═══ INPUT MATERIAL
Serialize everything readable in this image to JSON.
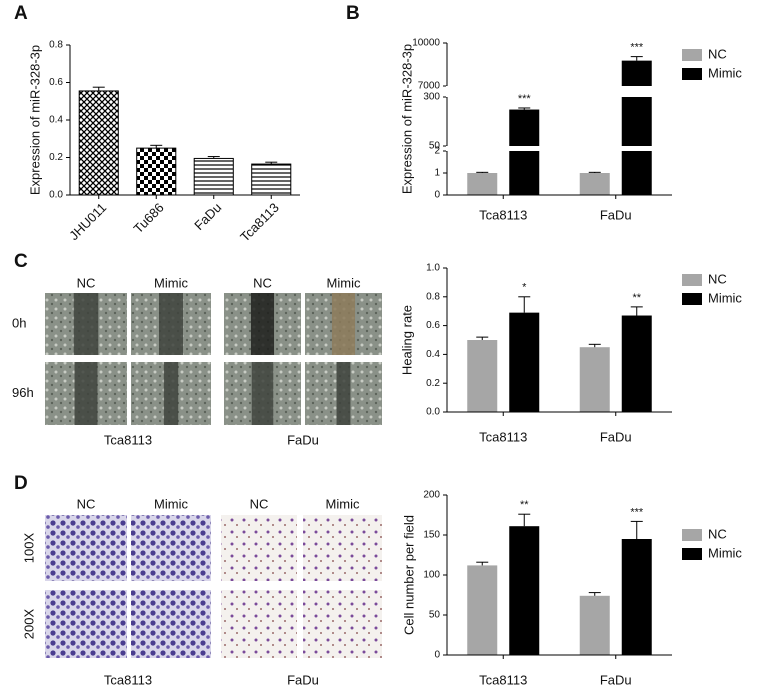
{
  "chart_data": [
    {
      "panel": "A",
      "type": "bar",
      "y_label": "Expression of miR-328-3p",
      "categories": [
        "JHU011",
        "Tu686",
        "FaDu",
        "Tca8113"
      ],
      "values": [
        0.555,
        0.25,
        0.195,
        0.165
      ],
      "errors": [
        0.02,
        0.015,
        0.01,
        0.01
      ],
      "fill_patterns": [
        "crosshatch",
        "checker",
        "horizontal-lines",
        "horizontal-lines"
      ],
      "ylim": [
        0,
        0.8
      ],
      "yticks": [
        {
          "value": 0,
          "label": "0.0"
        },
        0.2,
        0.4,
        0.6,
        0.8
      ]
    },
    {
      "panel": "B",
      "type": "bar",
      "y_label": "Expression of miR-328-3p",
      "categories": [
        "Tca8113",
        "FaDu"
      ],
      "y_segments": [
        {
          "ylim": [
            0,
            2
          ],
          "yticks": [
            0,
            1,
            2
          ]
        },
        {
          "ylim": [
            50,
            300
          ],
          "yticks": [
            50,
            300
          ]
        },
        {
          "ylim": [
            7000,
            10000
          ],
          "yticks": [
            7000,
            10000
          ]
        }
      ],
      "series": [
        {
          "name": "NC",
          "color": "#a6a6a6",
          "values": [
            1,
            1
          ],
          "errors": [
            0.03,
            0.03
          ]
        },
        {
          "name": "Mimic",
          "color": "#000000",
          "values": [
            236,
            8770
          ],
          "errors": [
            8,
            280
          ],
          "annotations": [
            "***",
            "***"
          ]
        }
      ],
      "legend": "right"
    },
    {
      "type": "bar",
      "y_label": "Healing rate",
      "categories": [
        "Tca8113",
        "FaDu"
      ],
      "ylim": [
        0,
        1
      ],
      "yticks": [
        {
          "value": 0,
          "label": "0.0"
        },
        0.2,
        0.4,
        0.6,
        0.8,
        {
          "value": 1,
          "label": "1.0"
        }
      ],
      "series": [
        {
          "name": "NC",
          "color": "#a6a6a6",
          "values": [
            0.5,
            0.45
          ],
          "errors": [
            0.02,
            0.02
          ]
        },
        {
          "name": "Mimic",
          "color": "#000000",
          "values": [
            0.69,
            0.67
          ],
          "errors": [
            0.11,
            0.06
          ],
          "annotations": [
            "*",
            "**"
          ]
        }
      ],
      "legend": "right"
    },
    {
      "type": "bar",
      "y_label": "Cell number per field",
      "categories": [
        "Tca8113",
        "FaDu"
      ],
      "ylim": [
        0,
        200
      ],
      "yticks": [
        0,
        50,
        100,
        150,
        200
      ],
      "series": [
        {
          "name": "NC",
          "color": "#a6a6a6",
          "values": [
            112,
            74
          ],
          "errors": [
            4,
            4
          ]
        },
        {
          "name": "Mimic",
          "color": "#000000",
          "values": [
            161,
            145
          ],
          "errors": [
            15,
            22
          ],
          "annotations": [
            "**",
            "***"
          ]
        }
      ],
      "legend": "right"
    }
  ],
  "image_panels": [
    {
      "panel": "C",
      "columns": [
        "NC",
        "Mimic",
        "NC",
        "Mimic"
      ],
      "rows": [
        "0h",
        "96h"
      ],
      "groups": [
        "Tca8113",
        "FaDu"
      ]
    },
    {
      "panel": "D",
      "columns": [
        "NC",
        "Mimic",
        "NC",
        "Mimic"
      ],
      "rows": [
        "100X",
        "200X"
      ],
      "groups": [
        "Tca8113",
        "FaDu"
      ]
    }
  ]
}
══════
═══ INPUT MATERIAL
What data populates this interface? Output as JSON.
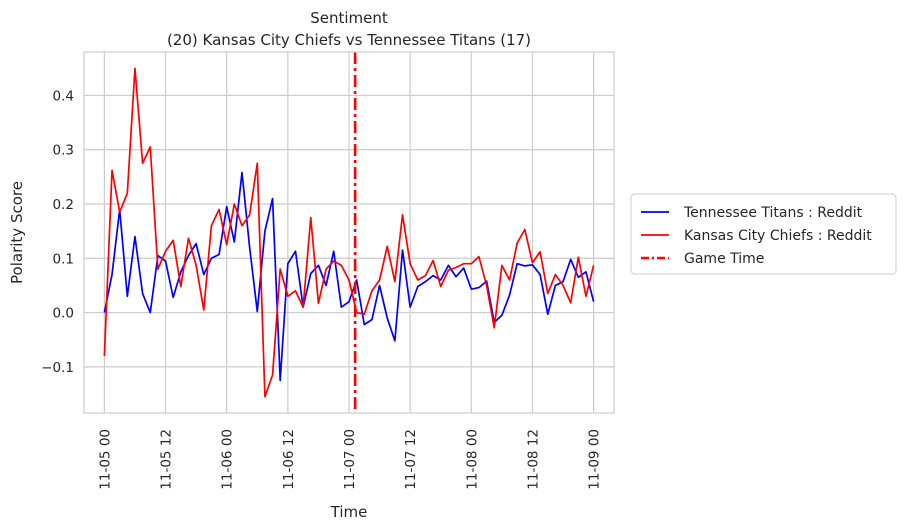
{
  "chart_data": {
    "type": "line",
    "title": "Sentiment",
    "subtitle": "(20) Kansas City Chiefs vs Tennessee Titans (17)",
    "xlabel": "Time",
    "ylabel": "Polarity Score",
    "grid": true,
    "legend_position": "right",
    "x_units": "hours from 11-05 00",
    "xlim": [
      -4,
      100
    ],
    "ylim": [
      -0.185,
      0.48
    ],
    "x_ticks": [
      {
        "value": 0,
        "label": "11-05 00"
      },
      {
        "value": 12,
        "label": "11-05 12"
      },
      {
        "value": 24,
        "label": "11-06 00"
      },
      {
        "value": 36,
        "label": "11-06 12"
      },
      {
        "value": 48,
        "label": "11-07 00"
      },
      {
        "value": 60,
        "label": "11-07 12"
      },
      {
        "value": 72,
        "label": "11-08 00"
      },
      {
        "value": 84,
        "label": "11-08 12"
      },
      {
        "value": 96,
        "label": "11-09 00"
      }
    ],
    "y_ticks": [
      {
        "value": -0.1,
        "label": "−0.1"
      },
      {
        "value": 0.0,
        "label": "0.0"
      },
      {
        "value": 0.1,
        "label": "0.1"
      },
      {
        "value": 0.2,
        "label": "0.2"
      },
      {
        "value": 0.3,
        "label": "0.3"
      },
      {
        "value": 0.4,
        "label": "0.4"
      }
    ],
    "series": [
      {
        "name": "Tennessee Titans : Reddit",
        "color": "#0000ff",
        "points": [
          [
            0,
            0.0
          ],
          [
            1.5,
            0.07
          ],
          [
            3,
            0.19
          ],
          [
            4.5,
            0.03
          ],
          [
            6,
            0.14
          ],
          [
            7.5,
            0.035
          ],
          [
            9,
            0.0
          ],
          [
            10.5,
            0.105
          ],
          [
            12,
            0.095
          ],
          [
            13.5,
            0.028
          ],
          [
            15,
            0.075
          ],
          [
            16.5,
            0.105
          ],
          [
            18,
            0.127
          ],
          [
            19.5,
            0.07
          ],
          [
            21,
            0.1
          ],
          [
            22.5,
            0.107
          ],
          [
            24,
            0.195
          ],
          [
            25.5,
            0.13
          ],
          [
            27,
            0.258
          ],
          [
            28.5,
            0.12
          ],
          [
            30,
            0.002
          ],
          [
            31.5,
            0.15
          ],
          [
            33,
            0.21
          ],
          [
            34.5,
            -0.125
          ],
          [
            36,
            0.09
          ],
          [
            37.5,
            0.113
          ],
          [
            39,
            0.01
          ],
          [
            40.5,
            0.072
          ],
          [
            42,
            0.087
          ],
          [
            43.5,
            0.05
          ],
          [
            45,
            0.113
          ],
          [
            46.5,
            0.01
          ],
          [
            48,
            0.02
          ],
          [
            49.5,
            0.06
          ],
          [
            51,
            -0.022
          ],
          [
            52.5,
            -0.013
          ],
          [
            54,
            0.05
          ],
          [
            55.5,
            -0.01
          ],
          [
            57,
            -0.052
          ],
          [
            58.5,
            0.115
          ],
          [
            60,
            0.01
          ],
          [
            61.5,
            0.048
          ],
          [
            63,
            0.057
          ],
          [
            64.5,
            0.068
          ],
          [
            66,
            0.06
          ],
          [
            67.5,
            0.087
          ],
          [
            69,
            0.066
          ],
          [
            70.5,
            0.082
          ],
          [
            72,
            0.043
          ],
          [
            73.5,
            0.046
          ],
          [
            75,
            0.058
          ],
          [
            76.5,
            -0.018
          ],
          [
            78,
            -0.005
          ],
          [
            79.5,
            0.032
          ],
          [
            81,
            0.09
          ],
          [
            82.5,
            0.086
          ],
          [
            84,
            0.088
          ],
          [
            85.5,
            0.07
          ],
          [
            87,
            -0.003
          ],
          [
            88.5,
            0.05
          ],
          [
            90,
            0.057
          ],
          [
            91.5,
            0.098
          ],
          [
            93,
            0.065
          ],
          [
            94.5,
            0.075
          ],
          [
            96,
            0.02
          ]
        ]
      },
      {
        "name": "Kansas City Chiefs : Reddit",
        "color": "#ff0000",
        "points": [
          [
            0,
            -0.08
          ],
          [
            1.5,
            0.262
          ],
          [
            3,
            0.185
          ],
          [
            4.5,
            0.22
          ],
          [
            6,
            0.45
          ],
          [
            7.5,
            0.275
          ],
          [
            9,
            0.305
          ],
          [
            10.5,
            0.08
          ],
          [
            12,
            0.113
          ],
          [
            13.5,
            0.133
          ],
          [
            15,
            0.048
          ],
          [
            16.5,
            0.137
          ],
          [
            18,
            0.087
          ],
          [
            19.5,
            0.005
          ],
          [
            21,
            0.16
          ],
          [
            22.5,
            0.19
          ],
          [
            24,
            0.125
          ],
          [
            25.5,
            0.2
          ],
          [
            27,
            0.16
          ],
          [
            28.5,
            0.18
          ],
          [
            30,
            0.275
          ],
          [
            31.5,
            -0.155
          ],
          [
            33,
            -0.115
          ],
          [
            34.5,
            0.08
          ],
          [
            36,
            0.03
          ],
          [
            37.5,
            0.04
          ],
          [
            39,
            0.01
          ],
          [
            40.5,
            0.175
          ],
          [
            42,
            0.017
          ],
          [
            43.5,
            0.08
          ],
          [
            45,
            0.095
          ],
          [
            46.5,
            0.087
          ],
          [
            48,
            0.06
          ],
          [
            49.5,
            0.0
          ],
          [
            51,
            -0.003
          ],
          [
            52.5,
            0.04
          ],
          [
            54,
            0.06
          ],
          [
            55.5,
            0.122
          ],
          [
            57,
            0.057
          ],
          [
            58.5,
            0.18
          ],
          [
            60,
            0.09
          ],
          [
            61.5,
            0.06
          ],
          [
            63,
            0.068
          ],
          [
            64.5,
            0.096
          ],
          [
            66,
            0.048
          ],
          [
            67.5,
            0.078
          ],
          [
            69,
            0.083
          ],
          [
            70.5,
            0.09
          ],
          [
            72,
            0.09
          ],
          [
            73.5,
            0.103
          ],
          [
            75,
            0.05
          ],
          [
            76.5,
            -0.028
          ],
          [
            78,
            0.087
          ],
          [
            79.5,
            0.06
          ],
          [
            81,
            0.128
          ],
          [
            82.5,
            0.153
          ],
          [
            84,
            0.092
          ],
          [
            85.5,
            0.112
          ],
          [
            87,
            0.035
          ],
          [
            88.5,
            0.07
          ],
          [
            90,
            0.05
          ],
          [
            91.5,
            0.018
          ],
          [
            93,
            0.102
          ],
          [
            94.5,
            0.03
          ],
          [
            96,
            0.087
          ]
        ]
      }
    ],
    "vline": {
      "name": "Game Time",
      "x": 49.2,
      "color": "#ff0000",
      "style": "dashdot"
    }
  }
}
══════
Pull out every line of the entries that includes the word "Titans".

    "subtitle": "(20) Kansas City Chiefs vs Tennessee Titans (17)",
        "name": "Tennessee Titans : Reddit",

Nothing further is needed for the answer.